* **ESERCIZIO**
Scrivi il seguito del brano sull'algoritmo «curioso» del team di Deepak Pathak, partendo subito dopo l'ultima frase riportata.

* **BRANO DA LEGGERE**
/---
A differenza di AlphaGo, l’algoritmo di Pathak ottiene una ricompensa quando aumenta la sua comprensione dell’ambiente.
La parola francese flâneur, resa famosa da Baudelaire, indica l’individuo che vaga spensierato per le vie cittadine in un’esplorazione non affrettata e libera da programmi. Ecco, immaginate di dotare un algoritmo di un qualche modulo che abiliti la flânerie, cioè un’esplorazione curiosa − e soprattutto senza obiettivi particolari − dell’ambiente. Un qualcosa del genere è stato realizzato da un team di ricercatori guidati da Deepak Pathak dell’Università di Berkeley, che hanno pubblicato lo scorso 15 maggio i principali risultati dell’interessante esperimento su arXiv.
Perché parlare di curiosità in ambito di intelligenza artificiale? Perché nell’articolo citato − «Curiosity-driven Exploration by Self-supervised Prediction» – il team di ricercatori presenta i risultati ottenuti integrando in un algoritmo IA un modulo che mima la «curiosità» tipicamente umana e ne testa le funzionalità facendolo «giocare» a Super Mario Bros.
\---
* **DATI FORNITI**
/---
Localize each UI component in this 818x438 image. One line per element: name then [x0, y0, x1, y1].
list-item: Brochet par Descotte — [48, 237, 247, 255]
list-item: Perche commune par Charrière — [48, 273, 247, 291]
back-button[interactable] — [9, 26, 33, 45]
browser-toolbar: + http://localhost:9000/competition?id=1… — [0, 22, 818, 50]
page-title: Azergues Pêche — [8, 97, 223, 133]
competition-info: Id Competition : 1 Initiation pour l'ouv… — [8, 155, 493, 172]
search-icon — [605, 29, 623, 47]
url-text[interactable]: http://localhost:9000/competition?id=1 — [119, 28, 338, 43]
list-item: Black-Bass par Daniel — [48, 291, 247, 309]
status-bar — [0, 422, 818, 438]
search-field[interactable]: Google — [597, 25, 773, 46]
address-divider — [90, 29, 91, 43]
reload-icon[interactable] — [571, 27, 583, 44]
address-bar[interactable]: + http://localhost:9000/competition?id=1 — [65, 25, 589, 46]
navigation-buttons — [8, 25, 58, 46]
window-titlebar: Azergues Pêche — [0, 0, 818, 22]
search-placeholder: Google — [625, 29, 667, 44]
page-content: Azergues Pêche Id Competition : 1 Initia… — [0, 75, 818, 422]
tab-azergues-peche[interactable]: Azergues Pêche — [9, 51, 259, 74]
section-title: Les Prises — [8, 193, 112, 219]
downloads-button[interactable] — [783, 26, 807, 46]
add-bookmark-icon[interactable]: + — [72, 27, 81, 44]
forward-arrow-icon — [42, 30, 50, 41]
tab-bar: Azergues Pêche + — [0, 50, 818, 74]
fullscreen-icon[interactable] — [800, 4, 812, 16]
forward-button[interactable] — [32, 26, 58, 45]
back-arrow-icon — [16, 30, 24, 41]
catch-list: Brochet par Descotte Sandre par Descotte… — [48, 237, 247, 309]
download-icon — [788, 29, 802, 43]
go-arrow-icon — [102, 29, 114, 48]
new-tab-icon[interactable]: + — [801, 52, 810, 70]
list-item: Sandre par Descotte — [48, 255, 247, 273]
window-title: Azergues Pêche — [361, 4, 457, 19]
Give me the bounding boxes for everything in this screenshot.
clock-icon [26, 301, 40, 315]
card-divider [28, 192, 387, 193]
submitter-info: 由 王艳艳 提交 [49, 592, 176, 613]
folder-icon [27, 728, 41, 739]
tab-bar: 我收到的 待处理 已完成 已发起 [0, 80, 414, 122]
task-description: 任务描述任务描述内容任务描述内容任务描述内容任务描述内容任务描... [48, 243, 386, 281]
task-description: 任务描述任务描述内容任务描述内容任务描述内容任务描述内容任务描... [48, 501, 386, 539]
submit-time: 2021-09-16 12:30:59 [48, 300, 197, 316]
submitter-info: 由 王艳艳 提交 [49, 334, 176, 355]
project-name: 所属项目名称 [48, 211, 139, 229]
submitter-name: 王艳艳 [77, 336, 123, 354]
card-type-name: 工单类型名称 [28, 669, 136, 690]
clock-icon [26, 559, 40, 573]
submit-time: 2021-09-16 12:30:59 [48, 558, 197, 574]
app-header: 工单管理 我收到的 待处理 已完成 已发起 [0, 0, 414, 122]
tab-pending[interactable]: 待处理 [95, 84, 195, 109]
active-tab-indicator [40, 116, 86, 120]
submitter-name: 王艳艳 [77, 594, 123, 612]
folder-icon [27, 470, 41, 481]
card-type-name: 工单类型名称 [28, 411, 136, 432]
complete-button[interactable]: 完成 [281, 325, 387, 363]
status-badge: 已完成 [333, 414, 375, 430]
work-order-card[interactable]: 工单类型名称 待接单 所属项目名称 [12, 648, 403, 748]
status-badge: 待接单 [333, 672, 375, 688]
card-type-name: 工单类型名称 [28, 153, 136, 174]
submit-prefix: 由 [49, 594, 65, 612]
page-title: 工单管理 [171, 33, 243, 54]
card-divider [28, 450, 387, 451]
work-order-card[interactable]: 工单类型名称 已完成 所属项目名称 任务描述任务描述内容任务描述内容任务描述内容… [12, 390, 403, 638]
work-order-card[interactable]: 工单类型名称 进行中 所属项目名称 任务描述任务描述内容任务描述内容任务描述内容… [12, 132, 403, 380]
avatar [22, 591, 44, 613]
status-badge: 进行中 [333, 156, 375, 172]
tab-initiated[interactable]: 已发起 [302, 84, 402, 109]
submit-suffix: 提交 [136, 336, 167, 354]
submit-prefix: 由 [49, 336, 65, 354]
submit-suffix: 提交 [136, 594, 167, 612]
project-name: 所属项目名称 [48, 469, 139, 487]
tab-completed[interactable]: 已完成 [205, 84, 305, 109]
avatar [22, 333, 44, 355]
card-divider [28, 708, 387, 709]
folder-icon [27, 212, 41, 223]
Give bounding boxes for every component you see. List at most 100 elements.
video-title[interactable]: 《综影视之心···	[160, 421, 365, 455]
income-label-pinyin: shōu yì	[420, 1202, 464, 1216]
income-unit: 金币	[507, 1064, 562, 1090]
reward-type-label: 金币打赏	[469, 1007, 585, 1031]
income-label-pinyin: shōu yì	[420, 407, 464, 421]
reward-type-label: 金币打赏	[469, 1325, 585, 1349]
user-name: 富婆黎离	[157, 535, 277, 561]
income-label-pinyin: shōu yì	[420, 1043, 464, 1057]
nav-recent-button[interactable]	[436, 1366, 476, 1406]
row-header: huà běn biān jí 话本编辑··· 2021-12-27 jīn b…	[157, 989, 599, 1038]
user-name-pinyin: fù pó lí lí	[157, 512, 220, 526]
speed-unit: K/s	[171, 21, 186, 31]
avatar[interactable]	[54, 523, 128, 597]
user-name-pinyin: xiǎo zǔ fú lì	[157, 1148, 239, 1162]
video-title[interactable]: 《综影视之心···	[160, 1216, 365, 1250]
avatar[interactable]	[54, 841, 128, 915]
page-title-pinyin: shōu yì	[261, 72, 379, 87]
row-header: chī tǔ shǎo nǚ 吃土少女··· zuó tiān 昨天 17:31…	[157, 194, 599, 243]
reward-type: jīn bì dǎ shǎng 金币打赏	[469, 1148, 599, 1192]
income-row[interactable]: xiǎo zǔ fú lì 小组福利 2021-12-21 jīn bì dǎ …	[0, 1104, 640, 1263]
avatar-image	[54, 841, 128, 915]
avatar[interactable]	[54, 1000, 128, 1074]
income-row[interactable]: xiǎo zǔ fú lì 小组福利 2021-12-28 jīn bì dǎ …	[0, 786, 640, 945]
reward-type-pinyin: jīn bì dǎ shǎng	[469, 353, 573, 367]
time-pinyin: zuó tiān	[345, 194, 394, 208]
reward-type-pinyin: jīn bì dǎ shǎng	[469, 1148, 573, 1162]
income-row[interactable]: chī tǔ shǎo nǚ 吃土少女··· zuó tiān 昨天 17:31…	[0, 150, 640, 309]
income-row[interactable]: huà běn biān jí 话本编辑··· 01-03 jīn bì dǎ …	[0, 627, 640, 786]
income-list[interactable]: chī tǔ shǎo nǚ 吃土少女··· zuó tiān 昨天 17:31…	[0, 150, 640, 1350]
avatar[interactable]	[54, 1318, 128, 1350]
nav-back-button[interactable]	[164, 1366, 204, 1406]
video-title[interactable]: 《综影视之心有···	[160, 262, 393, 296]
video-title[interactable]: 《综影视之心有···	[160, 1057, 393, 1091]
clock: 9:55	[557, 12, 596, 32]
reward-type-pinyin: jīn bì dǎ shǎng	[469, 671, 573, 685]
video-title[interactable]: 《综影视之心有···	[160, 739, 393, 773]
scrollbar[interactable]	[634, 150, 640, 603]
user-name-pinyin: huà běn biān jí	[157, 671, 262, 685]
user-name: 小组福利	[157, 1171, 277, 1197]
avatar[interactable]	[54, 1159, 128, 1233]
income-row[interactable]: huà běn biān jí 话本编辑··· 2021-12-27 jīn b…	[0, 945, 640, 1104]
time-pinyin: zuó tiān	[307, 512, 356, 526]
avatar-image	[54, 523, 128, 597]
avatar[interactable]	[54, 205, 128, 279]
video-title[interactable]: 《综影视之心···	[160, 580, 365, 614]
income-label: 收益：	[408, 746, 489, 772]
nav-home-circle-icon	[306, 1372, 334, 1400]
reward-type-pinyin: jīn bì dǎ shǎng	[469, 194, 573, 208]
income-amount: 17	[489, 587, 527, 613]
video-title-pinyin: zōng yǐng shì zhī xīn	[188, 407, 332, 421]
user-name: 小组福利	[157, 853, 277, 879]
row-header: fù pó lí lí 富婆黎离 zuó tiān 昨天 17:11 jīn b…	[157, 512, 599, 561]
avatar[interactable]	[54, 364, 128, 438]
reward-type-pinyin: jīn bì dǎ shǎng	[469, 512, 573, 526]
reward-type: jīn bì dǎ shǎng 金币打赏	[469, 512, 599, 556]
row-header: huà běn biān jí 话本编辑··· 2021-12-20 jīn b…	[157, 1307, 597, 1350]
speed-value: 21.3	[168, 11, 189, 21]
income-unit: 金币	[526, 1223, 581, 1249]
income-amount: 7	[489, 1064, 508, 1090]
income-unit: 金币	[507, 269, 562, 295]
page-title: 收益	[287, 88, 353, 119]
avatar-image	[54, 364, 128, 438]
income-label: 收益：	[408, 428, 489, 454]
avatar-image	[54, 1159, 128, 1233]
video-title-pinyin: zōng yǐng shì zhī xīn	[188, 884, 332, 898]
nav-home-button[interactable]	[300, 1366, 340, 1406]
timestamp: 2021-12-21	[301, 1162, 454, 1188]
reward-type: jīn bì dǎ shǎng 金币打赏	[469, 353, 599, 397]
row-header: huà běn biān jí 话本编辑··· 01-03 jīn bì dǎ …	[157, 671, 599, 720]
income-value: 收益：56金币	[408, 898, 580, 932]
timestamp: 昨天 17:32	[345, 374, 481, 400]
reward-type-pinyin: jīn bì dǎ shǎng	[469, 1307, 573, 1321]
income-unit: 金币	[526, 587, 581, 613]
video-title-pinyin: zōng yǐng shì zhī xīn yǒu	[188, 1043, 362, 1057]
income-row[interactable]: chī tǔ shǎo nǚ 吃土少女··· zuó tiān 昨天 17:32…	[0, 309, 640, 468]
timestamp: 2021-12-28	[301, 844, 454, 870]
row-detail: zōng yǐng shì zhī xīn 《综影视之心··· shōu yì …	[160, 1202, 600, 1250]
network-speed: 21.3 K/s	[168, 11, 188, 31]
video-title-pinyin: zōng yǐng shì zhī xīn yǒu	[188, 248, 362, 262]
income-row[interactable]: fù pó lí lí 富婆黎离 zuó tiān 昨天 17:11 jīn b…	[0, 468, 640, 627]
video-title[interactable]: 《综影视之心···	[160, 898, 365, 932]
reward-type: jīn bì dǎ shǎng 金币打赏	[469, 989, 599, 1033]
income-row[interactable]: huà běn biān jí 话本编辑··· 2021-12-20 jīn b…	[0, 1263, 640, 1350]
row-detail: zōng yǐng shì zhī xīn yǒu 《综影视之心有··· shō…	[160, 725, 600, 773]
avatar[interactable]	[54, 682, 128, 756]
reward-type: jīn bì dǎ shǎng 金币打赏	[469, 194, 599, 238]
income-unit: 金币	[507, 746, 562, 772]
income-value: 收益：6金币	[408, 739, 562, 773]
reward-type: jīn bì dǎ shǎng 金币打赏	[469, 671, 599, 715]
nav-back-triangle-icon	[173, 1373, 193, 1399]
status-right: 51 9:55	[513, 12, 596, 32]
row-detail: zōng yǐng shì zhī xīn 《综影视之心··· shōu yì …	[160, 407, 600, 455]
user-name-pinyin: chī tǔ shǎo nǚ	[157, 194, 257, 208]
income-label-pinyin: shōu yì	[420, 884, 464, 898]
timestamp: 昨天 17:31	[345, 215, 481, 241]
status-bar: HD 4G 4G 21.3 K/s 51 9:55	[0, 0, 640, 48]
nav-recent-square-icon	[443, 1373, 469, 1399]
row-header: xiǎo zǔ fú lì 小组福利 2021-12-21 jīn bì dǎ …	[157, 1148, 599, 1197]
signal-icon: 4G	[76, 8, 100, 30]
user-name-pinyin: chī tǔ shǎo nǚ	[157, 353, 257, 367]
\---
* **LA TUA RISPOSTA**
Con quali risultati? A differenza di AlphaGo, che utilizza schemi standard di reinforcement learning, cioè schemi di apprendimento e adattamento alle mutazioni dell’ambiente basati sulla distribuzione di «ricompense» − dette reinforcement – in caso di raggiungimento dell’obiettivo prefissato, l’algoritmo di Pathak ottiene una ricompensa quando aumenta la sua comprensione dell’ambiente. Secondo Max Jaderberg di DeepMind, la startup acquistata da Google nel 2014, tale approccio può accelerare i tempi di apprendimento e migliorare l’efficienza degli algoritmi. DeepMind ha adottato una strategia simile lo scorso anno per un algoritmo IA in grado di esplorare un labirinto virtuale.